The problem: Write out exactly the lines from the one containing "Give me a plain-text" to the end of the material, both ends included, and nothing else. Leave pictures out.
*** Begin section ***
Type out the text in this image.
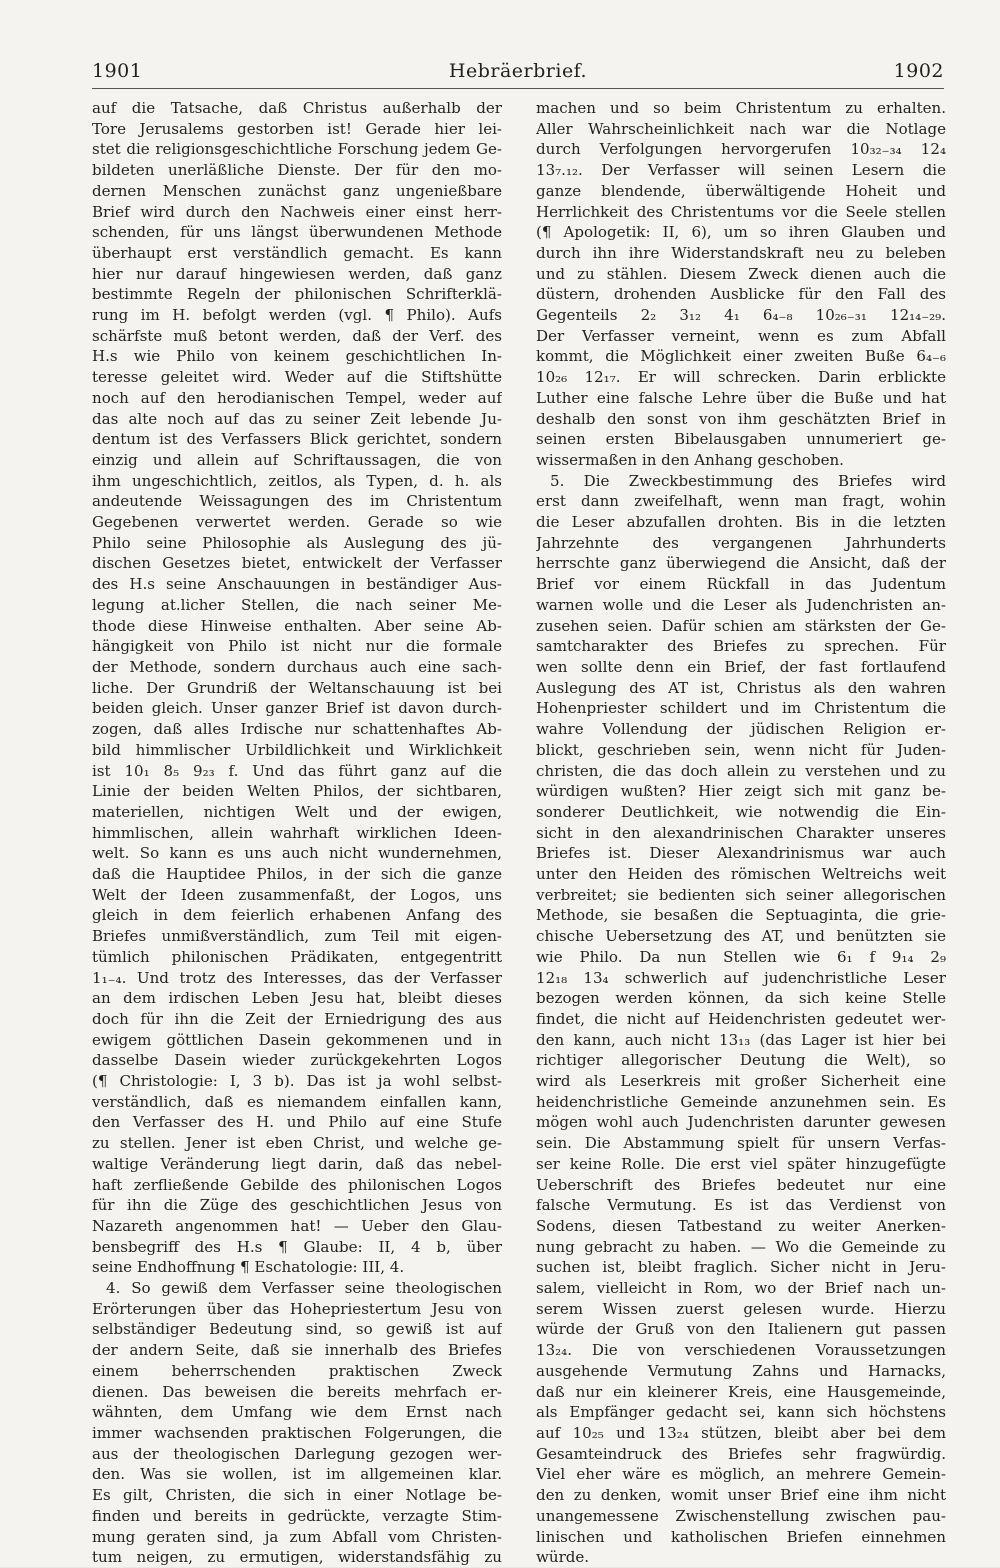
1901	Hebräerbrief.	1902
auf die Tatsache, daß Christus außerhalb der
Tore Jerusalems gestorben ist! Gerade hier lei-
stet die religionsgeschichtliche Forschung jedem Ge-
bildeten unerläßliche Dienste. Der für den mo-
dernen Menschen zunächst ganz ungenießbare
Brief wird durch den Nachweis einer einst herr-
schenden, für uns längst überwundenen Methode
überhaupt erst verständlich gemacht. Es kann
hier nur darauf hingewiesen werden, daß ganz
bestimmte Regeln der philonischen Schrifterklä-
rung im H. befolgt werden (vgl. ¶ Philo). Aufs
schärfste muß betont werden, daß der Verf. des
H.s wie Philo von keinem geschichtlichen In-
teresse geleitet wird. Weder auf die Stiftshütte
noch auf den herodianischen Tempel, weder auf
das alte noch auf das zu seiner Zeit lebende Ju-
dentum ist des Verfassers Blick gerichtet, sondern
einzig und allein auf Schriftaussagen, die von
ihm ungeschichtlich, zeitlos, als Typen, d. h. als
andeutende Weissagungen des im Christentum
Gegebenen verwertet werden. Gerade so wie
Philo seine Philosophie als Auslegung des jü-
dischen Gesetzes bietet, entwickelt der Verfasser
des H.s seine Anschauungen in beständiger Aus-
legung at.licher Stellen, die nach seiner Me-
thode diese Hinweise enthalten. Aber seine Ab-
hängigkeit von Philo ist nicht nur die formale
der Methode, sondern durchaus auch eine sach-
liche. Der Grundriß der Weltanschauung ist bei
beiden gleich. Unser ganzer Brief ist davon durch-
zogen, daß alles Irdische nur schattenhaftes Ab-
bild himmlischer Urbildlichkeit und Wirklichkeit
ist 10₁ 8₅ 9₂₃ f. Und das führt ganz auf die
Linie der beiden Welten Philos, der sichtbaren,
materiellen, nichtigen Welt und der ewigen,
himmlischen, allein wahrhaft wirklichen Ideen-
welt. So kann es uns auch nicht wundernehmen,
daß die Hauptidee Philos, in der sich die ganze
Welt der Ideen zusammenfaßt, der Logos, uns
gleich in dem feierlich erhabenen Anfang des
Briefes unmißverständlich, zum Teil mit eigen-
tümlich philonischen Prädikaten, entgegentritt
1₁₋₄. Und trotz des Interesses, das der Verfasser
an dem irdischen Leben Jesu hat, bleibt dieses
doch für ihn die Zeit der Erniedrigung des aus
ewigem göttlichen Dasein gekommenen und in
dasselbe Dasein wieder zurückgekehrten Logos
(¶ Christologie: I, 3 b). Das ist ja wohl selbst-
verständlich, daß es niemandem einfallen kann,
den Verfasser des H. und Philo auf eine Stufe
zu stellen. Jener ist eben Christ, und welche ge-
waltige Veränderung liegt darin, daß das nebel-
haft zerfließende Gebilde des philonischen Logos
für ihn die Züge des geschichtlichen Jesus von
Nazareth angenommen hat! — Ueber den Glau-
bensbegriff des H.s ¶ Glaube: II, 4 b, über
seine Endhoffnung ¶ Eschatologie: III, 4.
4. So gewiß dem Verfasser seine theologischen
Erörterungen über das Hohepriestertum Jesu von
selbständiger Bedeutung sind, so gewiß ist auf
der andern Seite, daß sie innerhalb des Briefes
einem beherrschenden praktischen Zweck
dienen. Das beweisen die bereits mehrfach er-
wähnten, dem Umfang wie dem Ernst nach
immer wachsenden praktischen Folgerungen, die
aus der theologischen Darlegung gezogen wer-
den. Was sie wollen, ist im allgemeinen klar.
Es gilt, Christen, die sich in einer Notlage be-
finden und bereits in gedrückte, verzagte Stim-
mung geraten sind, ja zum Abfall vom Christen-
tum neigen, zu ermutigen, widerstandsfähig zu
machen und so beim Christentum zu erhalten.
Aller Wahrscheinlichkeit nach war die Notlage
durch Verfolgungen hervorgerufen 10₃₂₋₃₄ 12₄
13₇.₁₂. Der Verfasser will seinen Lesern die
ganze blendende, überwältigende Hoheit und
Herrlichkeit des Christentums vor die Seele stellen
(¶ Apologetik: II, 6), um so ihren Glauben und
durch ihn ihre Widerstandskraft neu zu beleben
und zu stählen. Diesem Zweck dienen auch die
düstern, drohenden Ausblicke für den Fall des
Gegenteils 2₂ 3₁₂ 4₁ 6₄₋₈ 10₂₆₋₃₁ 12₁₄₋₂₉.
Der Verfasser verneint, wenn es zum Abfall
kommt, die Möglichkeit einer zweiten Buße 6₄₋₆
10₂₆ 12₁₇. Er will schrecken. Darin erblickte
Luther eine falsche Lehre über die Buße und hat
deshalb den sonst von ihm geschätzten Brief in
seinen ersten Bibelausgaben unnumeriert ge-
wissermaßen in den Anhang geschoben.
5. Die Zweckbestimmung des Briefes wird
erst dann zweifelhaft, wenn man fragt, wohin
die Leser abzufallen drohten. Bis in die letzten
Jahrzehnte des vergangenen Jahrhunderts
herrschte ganz überwiegend die Ansicht, daß der
Brief vor einem Rückfall in das Judentum
warnen wolle und die Leser als Judenchristen an-
zusehen seien. Dafür schien am stärksten der Ge-
samtcharakter des Briefes zu sprechen. Für
wen sollte denn ein Brief, der fast fortlaufend
Auslegung des AT ist, Christus als den wahren
Hohenpriester schildert und im Christentum die
wahre Vollendung der jüdischen Religion er-
blickt, geschrieben sein, wenn nicht für Juden-
christen, die das doch allein zu verstehen und zu
würdigen wußten? Hier zeigt sich mit ganz be-
sonderer Deutlichkeit, wie notwendig die Ein-
sicht in den alexandrinischen Charakter unseres
Briefes ist. Dieser Alexandrinismus war auch
unter den Heiden des römischen Weltreichs weit
verbreitet; sie bedienten sich seiner allegorischen
Methode, sie besaßen die Septuaginta, die grie-
chische Uebersetzung des AT, und benützten sie
wie Philo. Da nun Stellen wie 6₁ f 9₁₄ 2₉
12₁₈ 13₄ schwerlich auf judenchristliche Leser
bezogen werden können, da sich keine Stelle
findet, die nicht auf Heidenchristen gedeutet wer-
den kann, auch nicht 13₁₃ (das Lager ist hier bei
richtiger allegorischer Deutung die Welt), so
wird als Leserkreis mit großer Sicherheit eine
heidenchristliche Gemeinde anzunehmen sein. Es
mögen wohl auch Judenchristen darunter gewesen
sein. Die Abstammung spielt für unsern Verfas-
ser keine Rolle. Die erst viel später hinzugefügte
Ueberschrift des Briefes bedeutet nur eine
falsche Vermutung. Es ist das Verdienst von
Sodens, diesen Tatbestand zu weiter Anerken-
nung gebracht zu haben. — Wo die Gemeinde zu
suchen ist, bleibt fraglich. Sicher nicht in Jeru-
salem, vielleicht in Rom, wo der Brief nach un-
serem Wissen zuerst gelesen wurde. Hierzu
würde der Gruß von den Italienern gut passen
13₂₄. Die von verschiedenen Voraussetzungen
ausgehende Vermutung Zahns und Harnacks,
daß nur ein kleinerer Kreis, eine Hausgemeinde,
als Empfänger gedacht sei, kann sich höchstens
auf 10₂₅ und 13₂₄ stützen, bleibt aber bei dem
Gesamteindruck des Briefes sehr fragwürdig.
Viel eher wäre es möglich, an mehrere Gemein-
den zu denken, womit unser Brief eine ihm nicht
unangemessene Zwischenstellung zwischen pau-
linischen und katholischen Briefen einnehmen
würde.
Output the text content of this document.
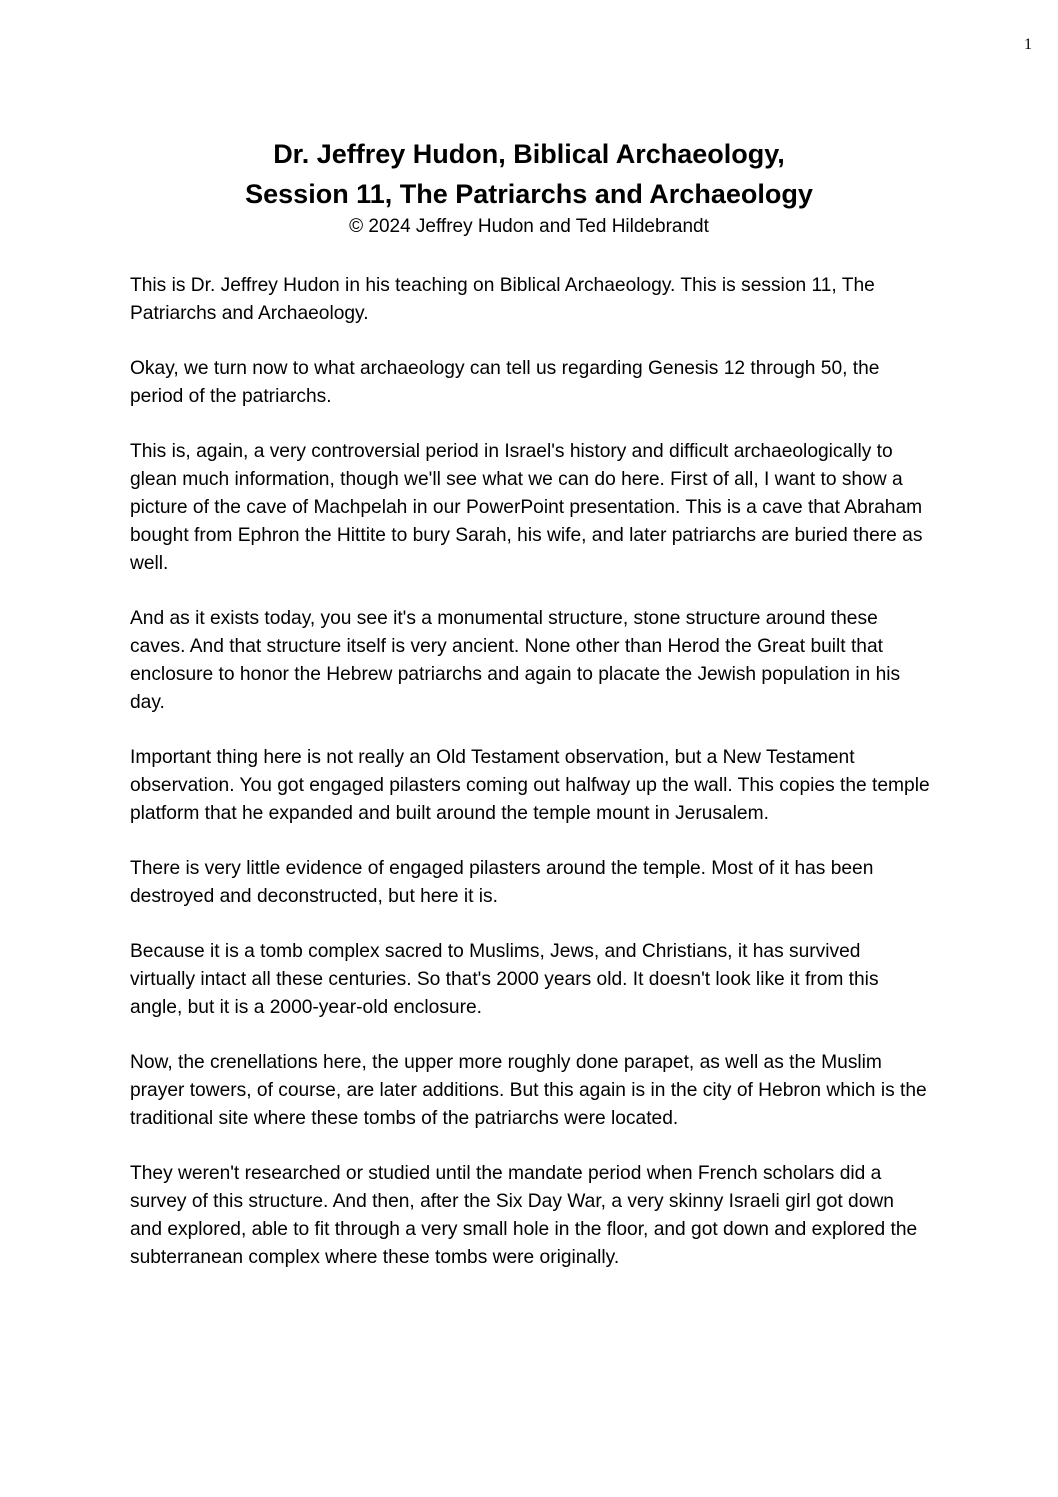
1
Dr. Jeffrey Hudon, Biblical Archaeology,
Session 11, The Patriarchs and Archaeology
© 2024 Jeffrey Hudon and Ted Hildebrandt

This is Dr. Jeffrey Hudon in his teaching on Biblical Archaeology. This is session 11, The Patriarchs and Archaeology.

Okay, we turn now to what archaeology can tell us regarding Genesis 12 through 50, the period of the patriarchs.

This is, again, a very controversial period in Israel's history and difficult archaeologically to glean much information, though we'll see what we can do here. First of all, I want to show a picture of the cave of Machpelah in our PowerPoint presentation. This is a cave that Abraham bought from Ephron the Hittite to bury Sarah, his wife, and later patriarchs are buried there as well.

And as it exists today, you see it's a monumental structure, stone structure around these caves. And that structure itself is very ancient. None other than Herod the Great built that enclosure to honor the Hebrew patriarchs and again to placate the Jewish population in his day.

Important thing here is not really an Old Testament observation, but a New Testament observation. You got engaged pilasters coming out halfway up the wall. This copies the temple platform that he expanded and built around the temple mount in Jerusalem.

There is very little evidence of engaged pilasters around the temple. Most of it has been destroyed and deconstructed, but here it is.

Because it is a tomb complex sacred to Muslims, Jews, and Christians, it has survived virtually intact all these centuries. So that's 2000 years old. It doesn't look like it from this angle, but it is a 2000-year-old enclosure.

Now, the crenellations here, the upper more roughly done parapet, as well as the Muslim prayer towers, of course, are later additions. But this again is in the city of Hebron which is the traditional site where these tombs of the patriarchs were located.

They weren't researched or studied until the mandate period when French scholars did a survey of this structure. And then, after the Six Day War, a very skinny Israeli girl got down and explored, able to fit through a very small hole in the floor, and got down and explored the subterranean complex where these tombs were originally.
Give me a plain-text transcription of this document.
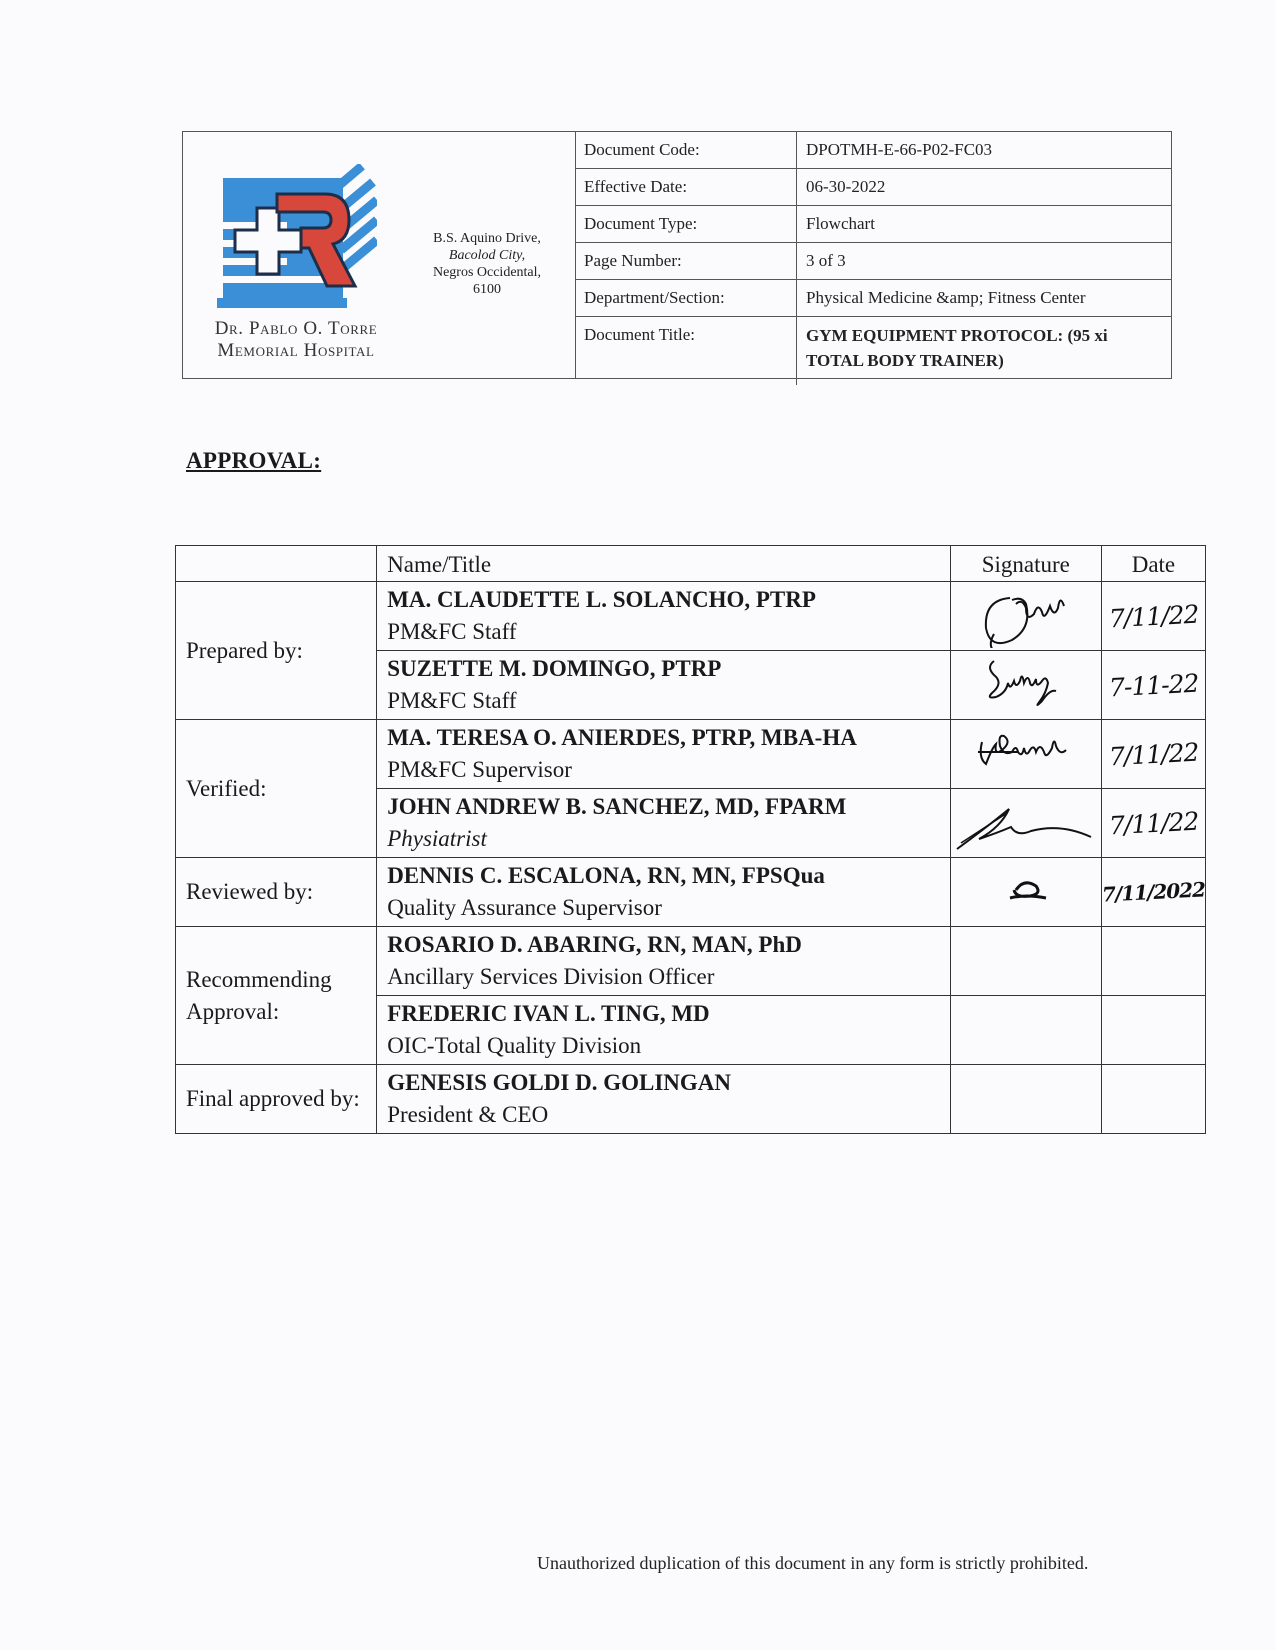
Dr. Pablo O. Torre
Memorial Hospital
B.S. Aquino Drive,
Bacolod City,
Negros Occidental,
6100
Document Code:	DPOTMH-E-66-P02-FC03
Effective Date:	06-30-2022
Document Type:	Flowchart
Page Number:	3 of 3
Department/Section:	Physical Medicine &amp; Fitness Center
Document Title:	GYM EQUIPMENT PROTOCOL: (95 xi TOTAL BODY TRAINER)
APPROVAL:
	Name/Title	Signature	Date
Prepared by:	MA. CLAUDETTE L. SOLANCHO, PTRP
PM&FC Staff		7/11/22

	SUZETTE M. DOMINGO, PTRP
PM&FC Staff		7-11-22
Verified:	MA. TERESA O. ANIERDES, PTRP, MBA-HA
PM&FC Supervisor		7/11/22

	JOHN ANDREW B. SANCHEZ, MD, FPARM
Physiatrist		7/11/22
Reviewed by:	DENNIS C. ESCALONA, RN, MN, FPSQua
Quality Assurance Supervisor		7/11/2022
Recommending Approval:	ROSARIO D. ABARING, RN, MAN, PhD
Ancillary Services Division Officer		

	FREDERIC IVAN L. TING, MD
OIC-Total Quality Division		

Final approved by:	GENESIS GOLDI D. GOLINGAN
President & CEO		

Unauthorized duplication of this document in any form is strictly prohibited.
*** End section ***
Reply:
Give me a plain-text transcription of this document.
Dr. Pablo O. Torre
Memorial Hospital
B.S. Aquino Drive,
Bacolod City,
Negros Occidental,
6100
Document Code:	DPOTMH-E-66-P02-FC03
Effective Date:	06-30-2022
Document Type:	Flowchart
Page Number:	3 of 3
Department/Section:	Physical Medicine &amp; Fitness Center
Document Title:	GYM EQUIPMENT PROTOCOL: (95 xi TOTAL BODY TRAINER)
APPROVAL:
	Name/Title	Signature	Date
Prepared by:	MA. CLAUDETTE L. SOLANCHO, PTRP
PM&FC Staff		7/11/22

	SUZETTE M. DOMINGO, PTRP
PM&FC Staff		7-11-22
Verified:	MA. TERESA O. ANIERDES, PTRP, MBA-HA
PM&FC Supervisor		7/11/22

	JOHN ANDREW B. SANCHEZ, MD, FPARM
Physiatrist		7/11/22
Reviewed by:	DENNIS C. ESCALONA, RN, MN, FPSQua
Quality Assurance Supervisor		7/11/2022
Recommending Approval:	ROSARIO D. ABARING, RN, MAN, PhD
Ancillary Services Division Officer		

	FREDERIC IVAN L. TING, MD
OIC-Total Quality Division		

Final approved by:	GENESIS GOLDI D. GOLINGAN
President & CEO		

Unauthorized duplication of this document in any form is strictly prohibited.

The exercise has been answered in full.